== INFORMATION SHOWN
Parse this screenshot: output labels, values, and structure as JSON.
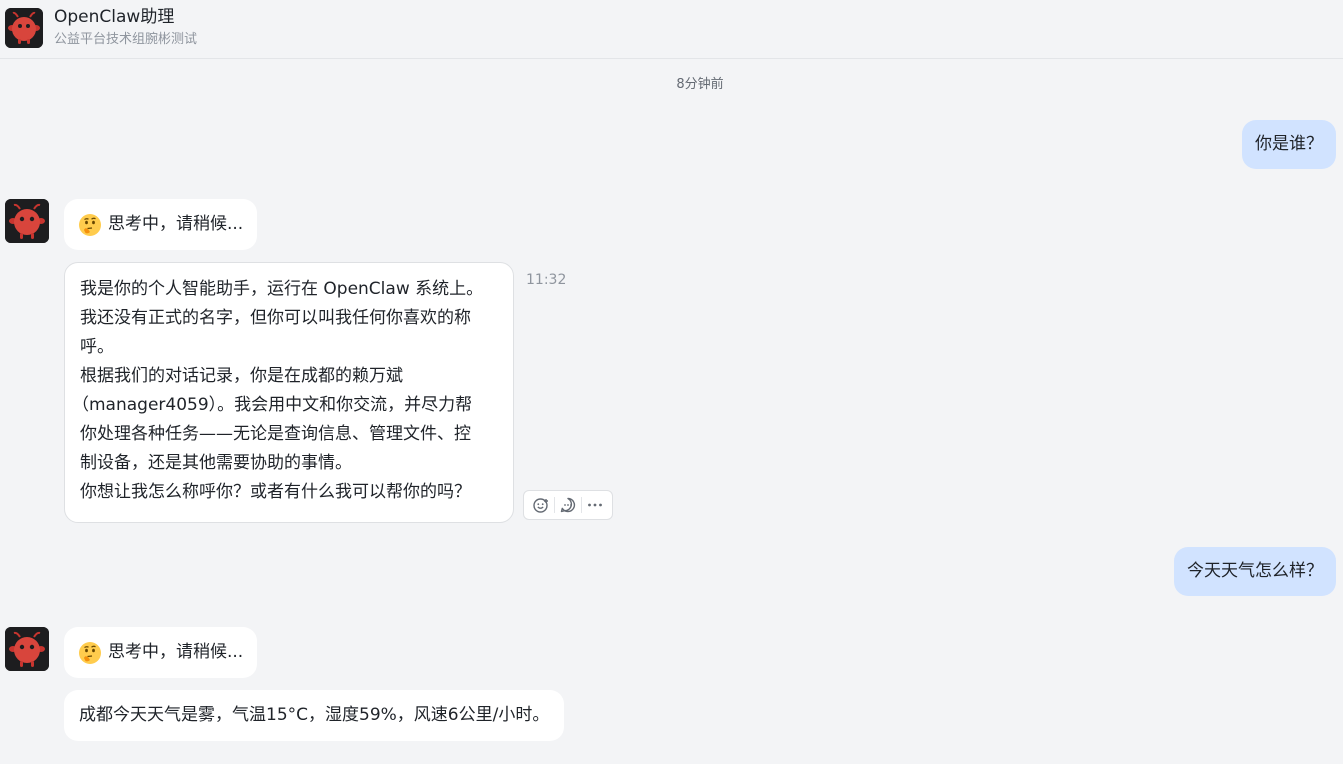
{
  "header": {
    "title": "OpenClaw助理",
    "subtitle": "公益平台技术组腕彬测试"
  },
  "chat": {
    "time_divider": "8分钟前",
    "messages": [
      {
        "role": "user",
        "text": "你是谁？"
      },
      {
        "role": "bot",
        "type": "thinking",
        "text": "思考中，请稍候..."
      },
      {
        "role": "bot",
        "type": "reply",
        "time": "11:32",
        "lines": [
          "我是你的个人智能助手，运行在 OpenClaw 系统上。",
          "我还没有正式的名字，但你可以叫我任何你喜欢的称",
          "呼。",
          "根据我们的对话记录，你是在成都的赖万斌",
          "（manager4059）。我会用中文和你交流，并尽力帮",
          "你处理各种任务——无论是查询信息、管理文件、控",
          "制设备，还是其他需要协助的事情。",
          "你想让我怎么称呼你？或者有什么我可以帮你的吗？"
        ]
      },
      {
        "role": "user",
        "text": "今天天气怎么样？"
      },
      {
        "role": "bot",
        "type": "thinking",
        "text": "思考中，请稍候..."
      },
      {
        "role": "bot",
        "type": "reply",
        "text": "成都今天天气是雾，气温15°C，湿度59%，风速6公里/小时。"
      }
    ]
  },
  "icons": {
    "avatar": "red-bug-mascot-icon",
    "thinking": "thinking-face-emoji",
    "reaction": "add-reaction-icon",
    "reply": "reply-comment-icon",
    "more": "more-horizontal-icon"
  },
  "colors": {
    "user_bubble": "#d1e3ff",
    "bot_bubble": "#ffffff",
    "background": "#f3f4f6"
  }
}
====
== INFORMATION SHOWN
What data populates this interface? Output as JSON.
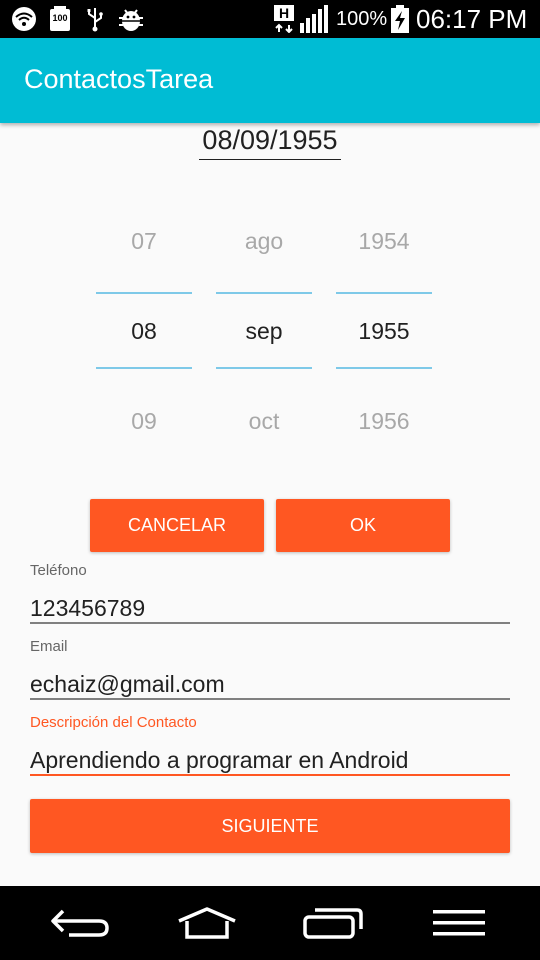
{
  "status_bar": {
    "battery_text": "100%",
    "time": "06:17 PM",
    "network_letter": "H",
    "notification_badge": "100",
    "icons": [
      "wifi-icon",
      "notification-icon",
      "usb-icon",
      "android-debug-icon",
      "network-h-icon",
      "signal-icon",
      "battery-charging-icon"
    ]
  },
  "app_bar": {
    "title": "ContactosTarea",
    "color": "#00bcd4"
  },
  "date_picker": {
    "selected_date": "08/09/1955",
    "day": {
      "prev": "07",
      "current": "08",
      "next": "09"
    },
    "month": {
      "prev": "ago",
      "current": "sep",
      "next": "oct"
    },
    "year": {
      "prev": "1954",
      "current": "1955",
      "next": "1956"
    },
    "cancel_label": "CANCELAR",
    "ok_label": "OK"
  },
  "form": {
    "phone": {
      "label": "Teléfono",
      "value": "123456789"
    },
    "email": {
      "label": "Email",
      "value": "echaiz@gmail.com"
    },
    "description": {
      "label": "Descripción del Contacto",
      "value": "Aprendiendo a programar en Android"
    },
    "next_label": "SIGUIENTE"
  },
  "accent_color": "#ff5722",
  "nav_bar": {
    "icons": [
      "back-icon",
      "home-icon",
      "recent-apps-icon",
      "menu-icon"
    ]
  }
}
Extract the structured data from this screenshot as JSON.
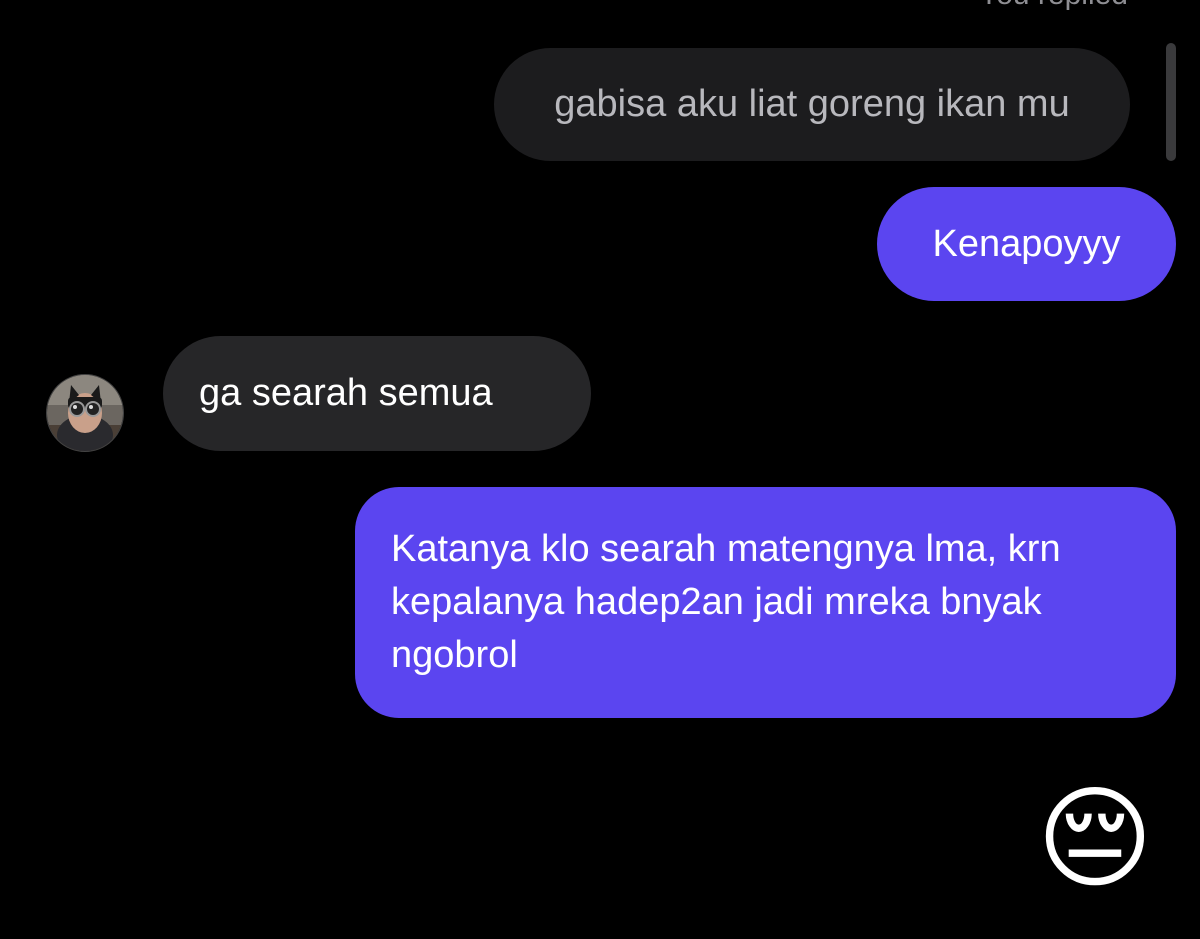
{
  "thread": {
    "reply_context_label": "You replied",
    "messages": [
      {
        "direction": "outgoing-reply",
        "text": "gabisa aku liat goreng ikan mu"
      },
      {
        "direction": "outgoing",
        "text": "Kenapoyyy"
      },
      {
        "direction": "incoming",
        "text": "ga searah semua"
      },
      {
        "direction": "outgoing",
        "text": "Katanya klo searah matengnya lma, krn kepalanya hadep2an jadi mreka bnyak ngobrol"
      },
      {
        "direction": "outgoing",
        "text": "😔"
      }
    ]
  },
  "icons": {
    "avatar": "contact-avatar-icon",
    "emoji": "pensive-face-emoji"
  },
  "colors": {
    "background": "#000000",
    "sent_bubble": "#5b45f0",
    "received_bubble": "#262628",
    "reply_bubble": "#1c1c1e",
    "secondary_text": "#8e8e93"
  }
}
====
[TASK DIRECTIONS]
Where does the word "current" appear? Return each line that holds it.

[ANSWER TO THE TASK]
      "current": "08",
      "current": "sep",
      "current": "1955",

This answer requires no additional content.